◆ Exercise details:
Search the data below for the string "expiry". Extract every line that contains it.

* begin Exercise input *

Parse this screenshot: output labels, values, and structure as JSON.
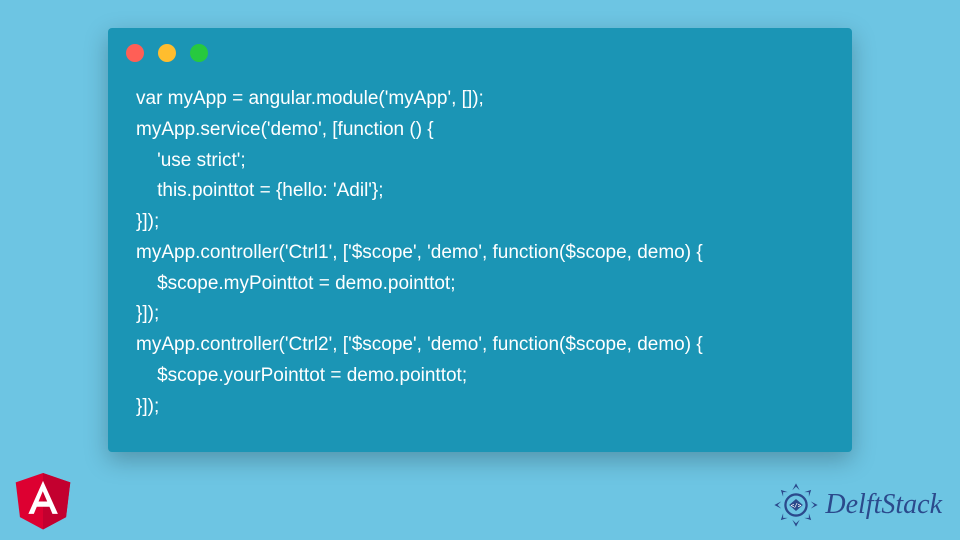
{
  "code": "var myApp = angular.module('myApp', []);\nmyApp.service('demo', [function () {\n    'use strict';\n    this.pointtot = {hello: 'Adil'};\n}]);\nmyApp.controller('Ctrl1', ['$scope', 'demo', function($scope, demo) {\n    $scope.myPointtot = demo.pointtot;\n}]);\nmyApp.controller('Ctrl2', ['$scope', 'demo', function($scope, demo) {\n    $scope.yourPointtot = demo.pointtot;\n}]);",
  "brand": {
    "name": "DelftStack"
  }
}
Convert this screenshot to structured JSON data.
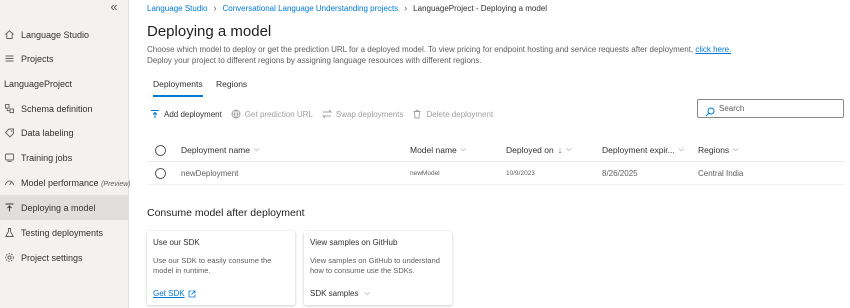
{
  "sidebar": {
    "collapse_glyph": "«",
    "project_heading": "LanguageProject",
    "items": [
      {
        "label": "Language Studio",
        "icon": "home-icon"
      },
      {
        "label": "Projects",
        "icon": "list-icon"
      },
      {
        "label": "Schema definition",
        "icon": "schema-icon"
      },
      {
        "label": "Data labeling",
        "icon": "tag-icon"
      },
      {
        "label": "Training jobs",
        "icon": "training-icon"
      },
      {
        "label": "Model performance",
        "sub": "(Preview)",
        "icon": "gauge-icon"
      },
      {
        "label": "Deploying a model",
        "icon": "deploy-icon",
        "active": true
      },
      {
        "label": "Testing deployments",
        "icon": "flask-icon"
      },
      {
        "label": "Project settings",
        "icon": "gear-icon"
      }
    ]
  },
  "breadcrumb": {
    "items": [
      "Language Studio",
      "Conversational Language Understanding projects"
    ],
    "current": "LanguageProject - Deploying a model"
  },
  "page": {
    "title": "Deploying a model",
    "desc_line1": "Choose which model to deploy or get the prediction URL for a deployed model. To view pricing for endpoint hosting and service requests after deployment, ",
    "desc_link": "click here.",
    "desc_line2": "Deploy your project to different regions by assigning language resources with different regions."
  },
  "tabs": [
    "Deployments",
    "Regions"
  ],
  "commands": {
    "add": "Add deployment",
    "predict": "Get prediction URL",
    "swap": "Swap deployments",
    "delete": "Delete deployment"
  },
  "search": {
    "placeholder": "Search"
  },
  "table": {
    "headers": {
      "name": "Deployment name",
      "model": "Model name",
      "deployed": "Deployed on",
      "expiry": "Deployment expir...",
      "regions": "Regions"
    },
    "rows": [
      {
        "name": "newDeployment",
        "model": "newModel",
        "deployed": "10/9/2023",
        "expiry": "8/26/2025",
        "regions": "Central India"
      }
    ]
  },
  "consume": {
    "heading": "Consume model after deployment",
    "cards": [
      {
        "title": "Use our SDK",
        "desc": "Use our SDK to easily consume the model in runtime.",
        "action": "Get SDK"
      },
      {
        "title": "View samples on GitHub",
        "desc": "View samples on GitHub to understand how to consume use the SDKs.",
        "action": "SDK samples"
      }
    ]
  },
  "colors": {
    "accent": "#0078d4",
    "sidebar_bg": "#f3f2f1",
    "active_bg": "#e1dfdd"
  }
}
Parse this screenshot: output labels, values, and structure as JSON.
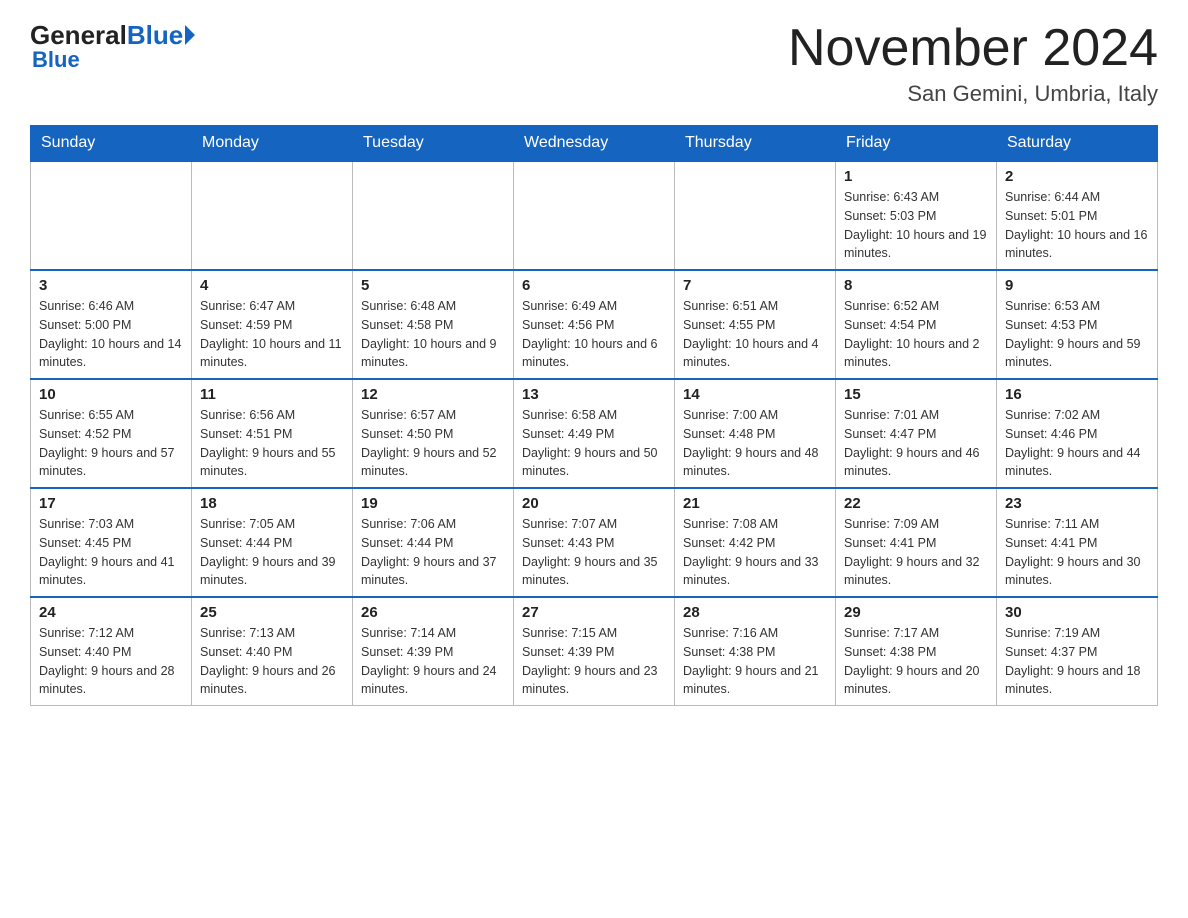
{
  "header": {
    "logo_general": "General",
    "logo_blue": "Blue",
    "main_title": "November 2024",
    "subtitle": "San Gemini, Umbria, Italy"
  },
  "days_of_week": [
    "Sunday",
    "Monday",
    "Tuesday",
    "Wednesday",
    "Thursday",
    "Friday",
    "Saturday"
  ],
  "weeks": [
    [
      {
        "day": "",
        "info": ""
      },
      {
        "day": "",
        "info": ""
      },
      {
        "day": "",
        "info": ""
      },
      {
        "day": "",
        "info": ""
      },
      {
        "day": "",
        "info": ""
      },
      {
        "day": "1",
        "info": "Sunrise: 6:43 AM\nSunset: 5:03 PM\nDaylight: 10 hours and 19 minutes."
      },
      {
        "day": "2",
        "info": "Sunrise: 6:44 AM\nSunset: 5:01 PM\nDaylight: 10 hours and 16 minutes."
      }
    ],
    [
      {
        "day": "3",
        "info": "Sunrise: 6:46 AM\nSunset: 5:00 PM\nDaylight: 10 hours and 14 minutes."
      },
      {
        "day": "4",
        "info": "Sunrise: 6:47 AM\nSunset: 4:59 PM\nDaylight: 10 hours and 11 minutes."
      },
      {
        "day": "5",
        "info": "Sunrise: 6:48 AM\nSunset: 4:58 PM\nDaylight: 10 hours and 9 minutes."
      },
      {
        "day": "6",
        "info": "Sunrise: 6:49 AM\nSunset: 4:56 PM\nDaylight: 10 hours and 6 minutes."
      },
      {
        "day": "7",
        "info": "Sunrise: 6:51 AM\nSunset: 4:55 PM\nDaylight: 10 hours and 4 minutes."
      },
      {
        "day": "8",
        "info": "Sunrise: 6:52 AM\nSunset: 4:54 PM\nDaylight: 10 hours and 2 minutes."
      },
      {
        "day": "9",
        "info": "Sunrise: 6:53 AM\nSunset: 4:53 PM\nDaylight: 9 hours and 59 minutes."
      }
    ],
    [
      {
        "day": "10",
        "info": "Sunrise: 6:55 AM\nSunset: 4:52 PM\nDaylight: 9 hours and 57 minutes."
      },
      {
        "day": "11",
        "info": "Sunrise: 6:56 AM\nSunset: 4:51 PM\nDaylight: 9 hours and 55 minutes."
      },
      {
        "day": "12",
        "info": "Sunrise: 6:57 AM\nSunset: 4:50 PM\nDaylight: 9 hours and 52 minutes."
      },
      {
        "day": "13",
        "info": "Sunrise: 6:58 AM\nSunset: 4:49 PM\nDaylight: 9 hours and 50 minutes."
      },
      {
        "day": "14",
        "info": "Sunrise: 7:00 AM\nSunset: 4:48 PM\nDaylight: 9 hours and 48 minutes."
      },
      {
        "day": "15",
        "info": "Sunrise: 7:01 AM\nSunset: 4:47 PM\nDaylight: 9 hours and 46 minutes."
      },
      {
        "day": "16",
        "info": "Sunrise: 7:02 AM\nSunset: 4:46 PM\nDaylight: 9 hours and 44 minutes."
      }
    ],
    [
      {
        "day": "17",
        "info": "Sunrise: 7:03 AM\nSunset: 4:45 PM\nDaylight: 9 hours and 41 minutes."
      },
      {
        "day": "18",
        "info": "Sunrise: 7:05 AM\nSunset: 4:44 PM\nDaylight: 9 hours and 39 minutes."
      },
      {
        "day": "19",
        "info": "Sunrise: 7:06 AM\nSunset: 4:44 PM\nDaylight: 9 hours and 37 minutes."
      },
      {
        "day": "20",
        "info": "Sunrise: 7:07 AM\nSunset: 4:43 PM\nDaylight: 9 hours and 35 minutes."
      },
      {
        "day": "21",
        "info": "Sunrise: 7:08 AM\nSunset: 4:42 PM\nDaylight: 9 hours and 33 minutes."
      },
      {
        "day": "22",
        "info": "Sunrise: 7:09 AM\nSunset: 4:41 PM\nDaylight: 9 hours and 32 minutes."
      },
      {
        "day": "23",
        "info": "Sunrise: 7:11 AM\nSunset: 4:41 PM\nDaylight: 9 hours and 30 minutes."
      }
    ],
    [
      {
        "day": "24",
        "info": "Sunrise: 7:12 AM\nSunset: 4:40 PM\nDaylight: 9 hours and 28 minutes."
      },
      {
        "day": "25",
        "info": "Sunrise: 7:13 AM\nSunset: 4:40 PM\nDaylight: 9 hours and 26 minutes."
      },
      {
        "day": "26",
        "info": "Sunrise: 7:14 AM\nSunset: 4:39 PM\nDaylight: 9 hours and 24 minutes."
      },
      {
        "day": "27",
        "info": "Sunrise: 7:15 AM\nSunset: 4:39 PM\nDaylight: 9 hours and 23 minutes."
      },
      {
        "day": "28",
        "info": "Sunrise: 7:16 AM\nSunset: 4:38 PM\nDaylight: 9 hours and 21 minutes."
      },
      {
        "day": "29",
        "info": "Sunrise: 7:17 AM\nSunset: 4:38 PM\nDaylight: 9 hours and 20 minutes."
      },
      {
        "day": "30",
        "info": "Sunrise: 7:19 AM\nSunset: 4:37 PM\nDaylight: 9 hours and 18 minutes."
      }
    ]
  ]
}
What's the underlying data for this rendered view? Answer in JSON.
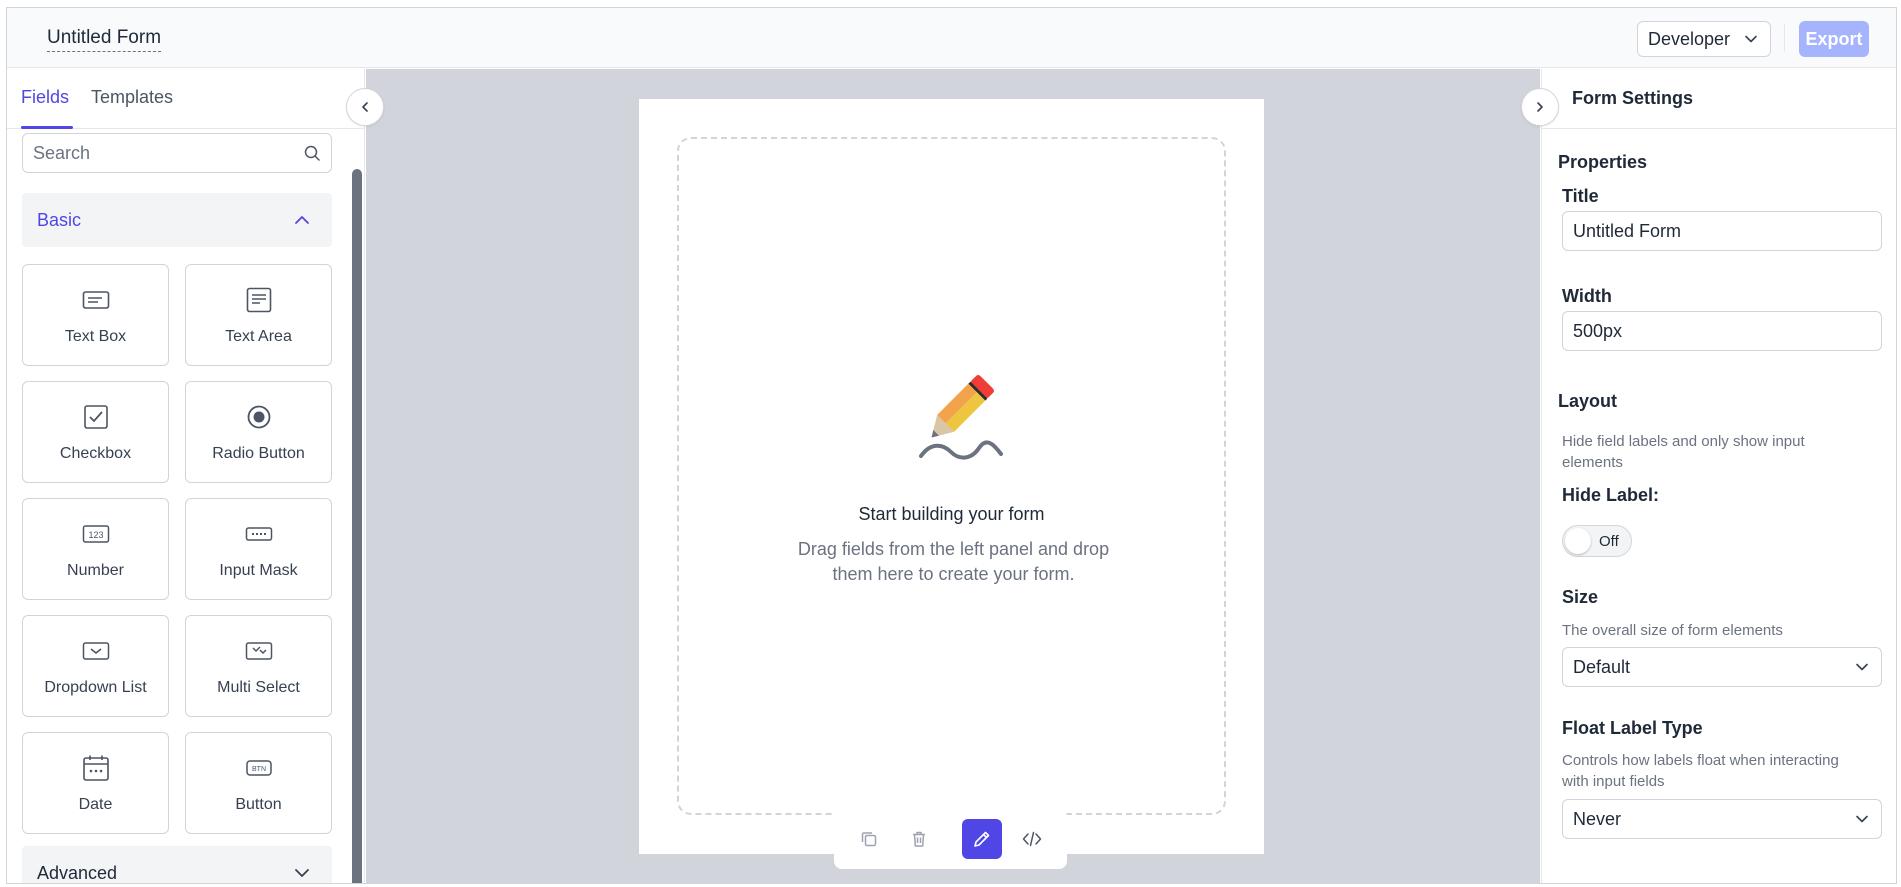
{
  "header": {
    "form_title": "Untitled Form",
    "mode": "Developer",
    "export_label": "Export"
  },
  "left_panel": {
    "tabs": [
      {
        "label": "Fields",
        "active": true
      },
      {
        "label": "Templates",
        "active": false
      }
    ],
    "search_placeholder": "Search",
    "basic_section": "Basic",
    "advanced_section": "Advanced",
    "fields": [
      {
        "label": "Text Box",
        "icon": "text-box-icon"
      },
      {
        "label": "Text Area",
        "icon": "text-area-icon"
      },
      {
        "label": "Checkbox",
        "icon": "checkbox-icon"
      },
      {
        "label": "Radio Button",
        "icon": "radio-button-icon"
      },
      {
        "label": "Number",
        "icon": "number-icon"
      },
      {
        "label": "Input Mask",
        "icon": "input-mask-icon"
      },
      {
        "label": "Dropdown List",
        "icon": "dropdown-list-icon"
      },
      {
        "label": "Multi Select",
        "icon": "multi-select-icon"
      },
      {
        "label": "Date",
        "icon": "date-icon"
      },
      {
        "label": "Button",
        "icon": "button-icon"
      }
    ]
  },
  "canvas": {
    "empty_title": "Start building your form",
    "empty_desc": "Drag fields from the left panel and drop them here to create your form.",
    "toolbar": [
      "copy-icon",
      "trash-icon",
      "pencil-icon",
      "code-icon"
    ]
  },
  "right_panel": {
    "title": "Form Settings",
    "properties_heading": "Properties",
    "title_label": "Title",
    "title_value": "Untitled Form",
    "width_label": "Width",
    "width_value": "500px",
    "layout_heading": "Layout",
    "layout_help": "Hide field labels and only show input elements",
    "hide_label_label": "Hide Label:",
    "hide_label_state": "Off",
    "size_label": "Size",
    "size_help": "The overall size of form elements",
    "size_value": "Default",
    "float_label_label": "Float Label Type",
    "float_label_help": "Controls how labels float when interacting with input fields",
    "float_label_value": "Never"
  },
  "colors": {
    "accent": "#4f46e5",
    "export_disabled": "#a5b4fc",
    "canvas_bg": "#d1d5db"
  }
}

* end Exercise input *

◆ Output for this task:
      "expiry": "Deployment expir...",
        "expiry": "8/26/2025",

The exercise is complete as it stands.